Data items

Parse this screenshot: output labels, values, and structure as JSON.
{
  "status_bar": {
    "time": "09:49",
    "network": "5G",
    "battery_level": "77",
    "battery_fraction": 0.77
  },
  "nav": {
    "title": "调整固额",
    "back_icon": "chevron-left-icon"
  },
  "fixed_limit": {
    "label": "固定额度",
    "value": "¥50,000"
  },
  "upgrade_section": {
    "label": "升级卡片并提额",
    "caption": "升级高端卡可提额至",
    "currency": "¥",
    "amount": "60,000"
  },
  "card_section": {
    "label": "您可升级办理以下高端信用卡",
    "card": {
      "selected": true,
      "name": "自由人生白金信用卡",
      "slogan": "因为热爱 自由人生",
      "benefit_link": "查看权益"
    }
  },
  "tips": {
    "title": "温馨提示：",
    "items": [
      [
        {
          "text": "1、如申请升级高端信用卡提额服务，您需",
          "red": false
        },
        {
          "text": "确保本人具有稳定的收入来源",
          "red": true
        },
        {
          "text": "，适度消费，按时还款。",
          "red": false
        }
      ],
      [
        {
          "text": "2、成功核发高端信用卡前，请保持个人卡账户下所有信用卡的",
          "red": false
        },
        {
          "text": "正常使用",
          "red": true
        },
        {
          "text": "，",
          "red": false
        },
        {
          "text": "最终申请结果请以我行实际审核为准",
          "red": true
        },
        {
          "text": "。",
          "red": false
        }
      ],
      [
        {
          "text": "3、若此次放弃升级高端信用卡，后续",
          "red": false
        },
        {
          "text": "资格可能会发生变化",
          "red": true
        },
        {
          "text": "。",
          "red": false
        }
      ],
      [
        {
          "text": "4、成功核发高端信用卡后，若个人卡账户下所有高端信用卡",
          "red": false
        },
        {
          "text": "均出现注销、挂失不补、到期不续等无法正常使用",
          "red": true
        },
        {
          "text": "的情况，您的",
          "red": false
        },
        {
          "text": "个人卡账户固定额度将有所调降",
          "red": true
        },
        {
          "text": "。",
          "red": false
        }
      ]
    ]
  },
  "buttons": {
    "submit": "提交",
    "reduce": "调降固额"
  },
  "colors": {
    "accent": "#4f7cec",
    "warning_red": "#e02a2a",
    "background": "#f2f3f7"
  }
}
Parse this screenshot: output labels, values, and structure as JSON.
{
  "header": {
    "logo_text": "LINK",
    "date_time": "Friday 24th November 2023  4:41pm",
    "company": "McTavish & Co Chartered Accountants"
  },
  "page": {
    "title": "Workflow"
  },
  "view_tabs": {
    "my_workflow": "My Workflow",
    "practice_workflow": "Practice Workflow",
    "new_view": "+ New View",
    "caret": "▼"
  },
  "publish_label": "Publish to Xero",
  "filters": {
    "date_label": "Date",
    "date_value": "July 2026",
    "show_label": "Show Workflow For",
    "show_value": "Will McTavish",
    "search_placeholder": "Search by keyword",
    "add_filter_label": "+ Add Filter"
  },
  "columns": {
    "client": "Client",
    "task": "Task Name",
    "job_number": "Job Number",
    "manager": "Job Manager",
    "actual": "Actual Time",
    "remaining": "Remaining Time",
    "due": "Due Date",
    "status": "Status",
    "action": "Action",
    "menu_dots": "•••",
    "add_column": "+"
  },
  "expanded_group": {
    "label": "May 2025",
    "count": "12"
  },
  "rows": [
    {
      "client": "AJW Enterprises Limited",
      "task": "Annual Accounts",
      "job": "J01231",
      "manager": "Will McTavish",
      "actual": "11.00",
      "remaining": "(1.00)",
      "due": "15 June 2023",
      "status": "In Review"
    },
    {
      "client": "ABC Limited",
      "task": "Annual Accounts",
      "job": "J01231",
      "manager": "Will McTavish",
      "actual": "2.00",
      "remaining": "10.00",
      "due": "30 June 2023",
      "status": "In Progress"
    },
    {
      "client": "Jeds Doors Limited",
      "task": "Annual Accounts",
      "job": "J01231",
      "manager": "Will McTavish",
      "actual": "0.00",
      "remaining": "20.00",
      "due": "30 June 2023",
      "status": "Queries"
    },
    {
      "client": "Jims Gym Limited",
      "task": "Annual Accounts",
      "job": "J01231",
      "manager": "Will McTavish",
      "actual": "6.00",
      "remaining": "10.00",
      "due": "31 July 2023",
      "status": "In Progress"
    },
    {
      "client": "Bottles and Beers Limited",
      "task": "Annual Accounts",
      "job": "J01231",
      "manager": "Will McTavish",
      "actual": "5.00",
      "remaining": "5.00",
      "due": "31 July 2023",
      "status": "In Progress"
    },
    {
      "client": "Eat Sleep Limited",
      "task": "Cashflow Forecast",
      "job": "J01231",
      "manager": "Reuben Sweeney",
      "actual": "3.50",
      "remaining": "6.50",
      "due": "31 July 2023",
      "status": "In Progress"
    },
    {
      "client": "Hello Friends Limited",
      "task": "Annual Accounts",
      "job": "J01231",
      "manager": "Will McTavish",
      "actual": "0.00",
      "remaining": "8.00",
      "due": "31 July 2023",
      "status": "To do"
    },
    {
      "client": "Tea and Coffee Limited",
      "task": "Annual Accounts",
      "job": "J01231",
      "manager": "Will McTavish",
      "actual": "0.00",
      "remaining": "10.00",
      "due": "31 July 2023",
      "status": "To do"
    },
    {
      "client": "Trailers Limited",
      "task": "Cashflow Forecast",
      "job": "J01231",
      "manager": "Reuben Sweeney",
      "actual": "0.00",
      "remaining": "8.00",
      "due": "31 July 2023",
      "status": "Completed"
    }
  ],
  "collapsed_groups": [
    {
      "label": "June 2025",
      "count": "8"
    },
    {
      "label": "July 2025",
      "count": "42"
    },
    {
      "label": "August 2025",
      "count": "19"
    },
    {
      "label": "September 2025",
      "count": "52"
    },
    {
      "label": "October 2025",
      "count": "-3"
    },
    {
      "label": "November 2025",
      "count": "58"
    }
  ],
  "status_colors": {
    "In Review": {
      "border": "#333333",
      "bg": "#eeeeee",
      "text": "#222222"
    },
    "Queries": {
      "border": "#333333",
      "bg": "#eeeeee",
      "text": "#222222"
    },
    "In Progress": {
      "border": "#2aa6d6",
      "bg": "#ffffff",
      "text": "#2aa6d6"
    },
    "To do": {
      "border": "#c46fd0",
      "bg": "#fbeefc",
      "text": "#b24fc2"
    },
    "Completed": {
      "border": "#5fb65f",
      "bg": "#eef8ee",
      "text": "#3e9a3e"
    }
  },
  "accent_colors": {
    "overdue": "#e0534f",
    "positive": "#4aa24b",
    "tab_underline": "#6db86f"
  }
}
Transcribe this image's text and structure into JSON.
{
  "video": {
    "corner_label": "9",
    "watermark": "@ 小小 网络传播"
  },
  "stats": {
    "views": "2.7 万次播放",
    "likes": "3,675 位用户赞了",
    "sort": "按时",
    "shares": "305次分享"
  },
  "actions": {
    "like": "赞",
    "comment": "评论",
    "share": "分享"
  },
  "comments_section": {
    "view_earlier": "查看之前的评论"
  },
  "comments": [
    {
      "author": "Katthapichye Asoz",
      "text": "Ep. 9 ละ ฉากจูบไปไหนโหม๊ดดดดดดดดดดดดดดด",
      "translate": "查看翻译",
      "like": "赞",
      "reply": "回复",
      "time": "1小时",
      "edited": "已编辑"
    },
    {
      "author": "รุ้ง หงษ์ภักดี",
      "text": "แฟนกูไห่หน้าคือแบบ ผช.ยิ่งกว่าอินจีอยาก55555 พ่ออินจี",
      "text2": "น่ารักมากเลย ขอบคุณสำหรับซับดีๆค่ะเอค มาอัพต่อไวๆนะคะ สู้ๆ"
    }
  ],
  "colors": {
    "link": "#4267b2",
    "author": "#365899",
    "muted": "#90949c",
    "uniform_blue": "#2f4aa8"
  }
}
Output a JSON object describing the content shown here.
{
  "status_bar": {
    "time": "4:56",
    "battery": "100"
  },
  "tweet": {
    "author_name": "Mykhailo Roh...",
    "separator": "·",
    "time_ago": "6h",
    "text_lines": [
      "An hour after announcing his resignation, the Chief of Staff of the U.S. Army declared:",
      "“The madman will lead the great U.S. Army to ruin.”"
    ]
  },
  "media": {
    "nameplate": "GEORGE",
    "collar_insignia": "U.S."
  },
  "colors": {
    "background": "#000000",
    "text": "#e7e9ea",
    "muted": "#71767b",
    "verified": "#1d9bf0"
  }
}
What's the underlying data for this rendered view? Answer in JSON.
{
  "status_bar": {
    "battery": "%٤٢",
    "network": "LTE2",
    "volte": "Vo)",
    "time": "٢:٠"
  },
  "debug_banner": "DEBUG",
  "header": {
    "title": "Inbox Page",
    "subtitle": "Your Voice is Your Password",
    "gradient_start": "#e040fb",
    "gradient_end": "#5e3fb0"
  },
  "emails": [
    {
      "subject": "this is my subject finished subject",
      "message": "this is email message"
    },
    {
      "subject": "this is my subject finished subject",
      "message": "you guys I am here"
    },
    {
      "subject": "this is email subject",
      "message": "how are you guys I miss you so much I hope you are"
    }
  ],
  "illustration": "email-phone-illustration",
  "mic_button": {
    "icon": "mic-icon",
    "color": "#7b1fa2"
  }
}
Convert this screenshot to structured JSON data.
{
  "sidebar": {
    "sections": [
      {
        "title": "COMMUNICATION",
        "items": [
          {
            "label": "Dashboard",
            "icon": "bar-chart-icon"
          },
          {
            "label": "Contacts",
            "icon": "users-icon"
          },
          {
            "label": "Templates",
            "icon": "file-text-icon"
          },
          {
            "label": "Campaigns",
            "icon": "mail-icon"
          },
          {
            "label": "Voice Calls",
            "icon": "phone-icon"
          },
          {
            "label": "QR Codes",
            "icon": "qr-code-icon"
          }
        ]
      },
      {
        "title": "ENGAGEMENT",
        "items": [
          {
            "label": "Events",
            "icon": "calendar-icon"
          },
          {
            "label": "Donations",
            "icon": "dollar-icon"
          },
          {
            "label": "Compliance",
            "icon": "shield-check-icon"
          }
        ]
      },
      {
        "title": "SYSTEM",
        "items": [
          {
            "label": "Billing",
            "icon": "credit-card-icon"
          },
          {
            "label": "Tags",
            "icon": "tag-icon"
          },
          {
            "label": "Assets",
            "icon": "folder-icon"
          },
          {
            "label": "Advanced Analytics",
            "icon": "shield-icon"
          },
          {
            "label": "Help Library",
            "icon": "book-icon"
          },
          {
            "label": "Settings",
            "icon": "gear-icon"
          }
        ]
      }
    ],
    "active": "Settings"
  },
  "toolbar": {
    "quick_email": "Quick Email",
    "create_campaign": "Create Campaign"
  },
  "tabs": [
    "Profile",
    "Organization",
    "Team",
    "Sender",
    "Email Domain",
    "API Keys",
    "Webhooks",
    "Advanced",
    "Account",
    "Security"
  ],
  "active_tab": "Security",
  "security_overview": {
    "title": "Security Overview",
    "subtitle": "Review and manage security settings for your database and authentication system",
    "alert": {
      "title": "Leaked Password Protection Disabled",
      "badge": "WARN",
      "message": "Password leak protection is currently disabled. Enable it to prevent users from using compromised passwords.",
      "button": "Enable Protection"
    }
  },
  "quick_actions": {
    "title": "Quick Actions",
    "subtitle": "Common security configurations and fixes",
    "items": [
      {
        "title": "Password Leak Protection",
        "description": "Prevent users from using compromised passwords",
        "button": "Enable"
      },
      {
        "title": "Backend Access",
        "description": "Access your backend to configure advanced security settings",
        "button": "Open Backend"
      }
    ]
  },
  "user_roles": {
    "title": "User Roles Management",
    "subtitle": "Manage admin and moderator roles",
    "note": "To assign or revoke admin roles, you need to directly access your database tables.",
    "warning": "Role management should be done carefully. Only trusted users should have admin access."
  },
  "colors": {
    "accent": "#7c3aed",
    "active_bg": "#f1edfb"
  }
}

■ **INSTRUCTIONS FOR THE TASK**:
Using the listing above, return all lines where the word "background" occurs.

■ **RESPONSE**:
    "background": "#f2f3f7"
    "background": "#000000",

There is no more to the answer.